Region and label listings —
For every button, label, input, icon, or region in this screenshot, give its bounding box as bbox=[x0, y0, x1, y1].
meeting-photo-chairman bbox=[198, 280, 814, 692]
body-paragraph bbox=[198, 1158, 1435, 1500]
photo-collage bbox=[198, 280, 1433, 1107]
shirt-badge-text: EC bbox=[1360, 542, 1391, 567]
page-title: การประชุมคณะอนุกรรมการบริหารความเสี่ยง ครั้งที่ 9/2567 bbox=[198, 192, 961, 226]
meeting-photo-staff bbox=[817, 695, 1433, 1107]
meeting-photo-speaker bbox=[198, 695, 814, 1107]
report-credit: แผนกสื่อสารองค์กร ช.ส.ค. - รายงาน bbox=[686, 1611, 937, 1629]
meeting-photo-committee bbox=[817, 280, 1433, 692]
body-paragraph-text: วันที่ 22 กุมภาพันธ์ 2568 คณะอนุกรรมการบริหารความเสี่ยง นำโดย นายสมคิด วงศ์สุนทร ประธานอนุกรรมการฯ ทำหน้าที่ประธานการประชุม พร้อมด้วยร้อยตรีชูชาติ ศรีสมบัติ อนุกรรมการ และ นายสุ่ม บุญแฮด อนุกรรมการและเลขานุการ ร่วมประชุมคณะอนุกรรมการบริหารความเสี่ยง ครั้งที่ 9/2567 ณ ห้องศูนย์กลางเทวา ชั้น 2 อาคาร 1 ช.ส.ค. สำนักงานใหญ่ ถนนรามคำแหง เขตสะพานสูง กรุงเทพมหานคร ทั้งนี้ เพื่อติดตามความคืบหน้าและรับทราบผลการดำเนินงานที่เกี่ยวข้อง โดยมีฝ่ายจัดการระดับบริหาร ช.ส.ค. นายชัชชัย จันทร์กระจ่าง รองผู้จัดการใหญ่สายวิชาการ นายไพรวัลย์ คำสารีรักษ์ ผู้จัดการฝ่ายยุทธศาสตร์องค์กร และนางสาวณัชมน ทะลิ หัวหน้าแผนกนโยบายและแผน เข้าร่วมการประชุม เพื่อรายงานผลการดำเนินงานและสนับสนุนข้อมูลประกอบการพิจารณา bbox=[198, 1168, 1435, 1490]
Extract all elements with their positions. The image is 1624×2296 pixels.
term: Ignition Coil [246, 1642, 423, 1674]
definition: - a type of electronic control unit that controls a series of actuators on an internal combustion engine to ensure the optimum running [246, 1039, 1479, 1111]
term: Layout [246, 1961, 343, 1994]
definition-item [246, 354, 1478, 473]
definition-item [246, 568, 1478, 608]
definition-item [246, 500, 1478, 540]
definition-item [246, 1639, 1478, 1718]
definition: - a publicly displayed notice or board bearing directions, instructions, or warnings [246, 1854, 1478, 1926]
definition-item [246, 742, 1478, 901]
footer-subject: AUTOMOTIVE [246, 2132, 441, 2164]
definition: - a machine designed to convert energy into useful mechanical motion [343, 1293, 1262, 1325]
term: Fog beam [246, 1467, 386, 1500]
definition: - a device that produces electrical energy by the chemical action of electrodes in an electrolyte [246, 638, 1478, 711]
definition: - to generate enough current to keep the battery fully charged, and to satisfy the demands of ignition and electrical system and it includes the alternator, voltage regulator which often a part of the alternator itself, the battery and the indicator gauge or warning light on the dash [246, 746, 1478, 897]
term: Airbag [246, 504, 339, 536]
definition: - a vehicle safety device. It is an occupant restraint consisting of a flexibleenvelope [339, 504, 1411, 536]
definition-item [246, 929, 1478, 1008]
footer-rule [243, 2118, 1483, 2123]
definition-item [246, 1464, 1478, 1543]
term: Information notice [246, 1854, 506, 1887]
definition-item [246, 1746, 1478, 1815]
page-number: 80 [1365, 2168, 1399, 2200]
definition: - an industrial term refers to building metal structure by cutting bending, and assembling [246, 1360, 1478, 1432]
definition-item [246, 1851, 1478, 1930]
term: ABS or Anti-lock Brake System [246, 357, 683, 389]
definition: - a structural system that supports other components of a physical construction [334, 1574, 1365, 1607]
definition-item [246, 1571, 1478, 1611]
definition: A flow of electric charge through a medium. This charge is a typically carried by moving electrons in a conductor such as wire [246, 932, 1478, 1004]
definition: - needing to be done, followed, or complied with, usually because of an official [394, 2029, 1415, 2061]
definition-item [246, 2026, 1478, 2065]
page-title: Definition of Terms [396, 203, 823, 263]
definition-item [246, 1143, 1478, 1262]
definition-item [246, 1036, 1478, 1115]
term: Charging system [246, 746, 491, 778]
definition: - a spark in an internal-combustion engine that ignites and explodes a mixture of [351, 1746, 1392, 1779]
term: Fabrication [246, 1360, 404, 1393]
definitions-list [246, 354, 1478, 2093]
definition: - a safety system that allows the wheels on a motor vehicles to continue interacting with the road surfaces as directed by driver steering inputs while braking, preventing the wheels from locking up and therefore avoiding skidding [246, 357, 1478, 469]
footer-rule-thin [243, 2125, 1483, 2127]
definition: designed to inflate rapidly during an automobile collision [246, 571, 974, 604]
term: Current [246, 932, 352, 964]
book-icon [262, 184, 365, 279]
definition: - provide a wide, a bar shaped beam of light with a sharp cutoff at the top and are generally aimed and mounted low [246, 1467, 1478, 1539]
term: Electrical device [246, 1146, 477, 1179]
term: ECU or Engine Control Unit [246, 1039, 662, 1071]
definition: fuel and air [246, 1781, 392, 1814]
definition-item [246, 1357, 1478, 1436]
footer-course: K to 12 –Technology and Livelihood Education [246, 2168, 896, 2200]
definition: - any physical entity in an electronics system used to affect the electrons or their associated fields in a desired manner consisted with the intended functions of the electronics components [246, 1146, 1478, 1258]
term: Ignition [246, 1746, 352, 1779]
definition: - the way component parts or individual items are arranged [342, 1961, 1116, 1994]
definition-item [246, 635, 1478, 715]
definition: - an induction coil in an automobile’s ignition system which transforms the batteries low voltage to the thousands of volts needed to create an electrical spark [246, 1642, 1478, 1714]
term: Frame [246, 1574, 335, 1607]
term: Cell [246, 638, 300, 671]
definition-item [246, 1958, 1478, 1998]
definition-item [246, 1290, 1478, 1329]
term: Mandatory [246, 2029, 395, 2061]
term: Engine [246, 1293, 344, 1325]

Problem — Could you reproduce every line of the data above, character for character, with nothing changed?

Task answer —
For every button, label, input, icon, or region in this screenshot, give its bounding box as bbox=[x0, y0, x1, y1].
meeting-photo-chairman bbox=[198, 280, 814, 692]
body-paragraph bbox=[198, 1158, 1435, 1500]
photo-collage bbox=[198, 280, 1433, 1107]
shirt-badge-text: EC bbox=[1360, 542, 1391, 567]
page-title: การประชุมคณะอนุกรรมการบริหารความเสี่ยง ครั้งที่ 9/2567 bbox=[198, 192, 961, 226]
meeting-photo-staff bbox=[817, 695, 1433, 1107]
meeting-photo-speaker bbox=[198, 695, 814, 1107]
report-credit: แผนกสื่อสารองค์กร ช.ส.ค. - รายงาน bbox=[686, 1611, 937, 1629]
meeting-photo-committee bbox=[817, 280, 1433, 692]
body-paragraph-text: วันที่ 22 กุมภาพันธ์ 2568 คณะอนุกรรมการบริหารความเสี่ยง นำโดย นายสมคิด วงศ์สุนทร ประธานอนุกรรมการฯ ทำหน้าที่ประธานการประชุม พร้อมด้วยร้อยตรีชูชาติ ศรีสมบัติ อนุกรรมการ และ นายสุ่ม บุญแฮด อนุกรรมการและเลขานุการ ร่วมประชุมคณะอนุกรรมการบริหารความเสี่ยง ครั้งที่ 9/2567 ณ ห้องศูนย์กลางเทวา ชั้น 2 อาคาร 1 ช.ส.ค. สำนักงานใหญ่ ถนนรามคำแหง เขตสะพานสูง กรุงเทพมหานคร ทั้งนี้ เพื่อติดตามความคืบหน้าและรับทราบผลการดำเนินงานที่เกี่ยวข้อง โดยมีฝ่ายจัดการระดับบริหาร ช.ส.ค. นายชัชชัย จันทร์กระจ่าง รองผู้จัดการใหญ่สายวิชาการ นายไพรวัลย์ คำสารีรักษ์ ผู้จัดการฝ่ายยุทธศาสตร์องค์กร และนางสาวณัชมน ทะลิ หัวหน้าแผนกนโยบายและแผน เข้าร่วมการประชุม เพื่อรายงานผลการดำเนินงานและสนับสนุนข้อมูลประกอบการพิจารณา bbox=[198, 1168, 1435, 1490]
Extract all elements with their positions. The image is 1624×2296 pixels.
term: Ignition Coil [246, 1642, 423, 1674]
definition: - a type of electronic control unit that controls a series of actuators on an internal combustion engine to ensure the optimum running [246, 1039, 1479, 1111]
term: Layout [246, 1961, 343, 1994]
definition-item [246, 354, 1478, 473]
definition-item [246, 568, 1478, 608]
definition-item [246, 500, 1478, 540]
definition-item [246, 1639, 1478, 1718]
definition: - a publicly displayed notice or board bearing directions, instructions, or warnings [246, 1854, 1478, 1926]
definition-item [246, 742, 1478, 901]
footer-subject: AUTOMOTIVE [246, 2132, 441, 2164]
definition: - a machine designed to convert energy into useful mechanical motion [343, 1293, 1262, 1325]
term: Fog beam [246, 1467, 386, 1500]
definition: - a device that produces electrical energy by the chemical action of electrodes in an electrolyte [246, 638, 1478, 711]
definition: - to generate enough current to keep the battery fully charged, and to satisfy the demands of ignition and electrical system and it includes the alternator, voltage regulator which often a part of the alternator itself, the battery and the indicator gauge or warning light on the dash [246, 746, 1478, 897]
term: Airbag [246, 504, 339, 536]
definition: - a vehicle safety device. It is an occupant restraint consisting of a flexibleenvelope [339, 504, 1411, 536]
definition-item [246, 929, 1478, 1008]
footer-rule [243, 2118, 1483, 2123]
definition-item [246, 1464, 1478, 1543]
term: Information notice [246, 1854, 506, 1887]
definition-item [246, 1746, 1478, 1815]
page-number: 80 [1365, 2168, 1399, 2200]
definition: - an industrial term refers to building metal structure by cutting bending, and assembling [246, 1360, 1478, 1432]
definition-item [246, 1851, 1478, 1930]
term: ABS or Anti-lock Brake System [246, 357, 683, 389]
definition: - a structural system that supports other components of a physical construction [334, 1574, 1365, 1607]
definition-item [246, 1571, 1478, 1611]
definition: A flow of electric charge through a medium. This charge is a typically carried by moving electrons in a conductor such as wire [246, 932, 1478, 1004]
definition: - needing to be done, followed, or complied with, usually because of an official [394, 2029, 1415, 2061]
definition-item [246, 2026, 1478, 2065]
page-title: Definition of Terms [396, 203, 823, 263]
definition-item [246, 1143, 1478, 1262]
definition-item [246, 1036, 1478, 1115]
term: Charging system [246, 746, 491, 778]
definition: - a spark in an internal-combustion engine that ignites and explodes a mixture of [351, 1746, 1392, 1779]
term: Fabrication [246, 1360, 404, 1393]
definitions-list [246, 354, 1478, 2093]
definition: - a safety system that allows the wheels on a motor vehicles to continue interacting with the road surfaces as directed by driver steering inputs while braking, preventing the wheels from locking up and therefore avoiding skidding [246, 357, 1478, 469]
footer-rule-thin [243, 2125, 1483, 2127]
definition: designed to inflate rapidly during an automobile collision [246, 571, 974, 604]
term: Current [246, 932, 352, 964]
book-icon [262, 184, 365, 279]
definition: - provide a wide, a bar shaped beam of light with a sharp cutoff at the top and are generally aimed and mounted low [246, 1467, 1478, 1539]
term: Electrical device [246, 1146, 477, 1179]
term: ECU or Engine Control Unit [246, 1039, 662, 1071]
definition: fuel and air [246, 1781, 392, 1814]
definition-item [246, 1357, 1478, 1436]
footer-course: K to 12 –Technology and Livelihood Education [246, 2168, 896, 2200]
definition: - any physical entity in an electronics system used to affect the electrons or their associated fields in a desired manner consisted with the intended functions of the electronics components [246, 1146, 1478, 1258]
term: Ignition [246, 1746, 352, 1779]
definition: - the way component parts or individual items are arranged [342, 1961, 1116, 1994]
definition-item [246, 635, 1478, 715]
definition: - an induction coil in an automobile’s ignition system which transforms the batteries low voltage to the thousands of volts needed to create an electrical spark [246, 1642, 1478, 1714]
term: Frame [246, 1574, 335, 1607]
term: Cell [246, 638, 300, 671]
definition-item [246, 1958, 1478, 1998]
definition-item [246, 1290, 1478, 1329]
term: Mandatory [246, 2029, 395, 2061]
term: Engine [246, 1293, 344, 1325]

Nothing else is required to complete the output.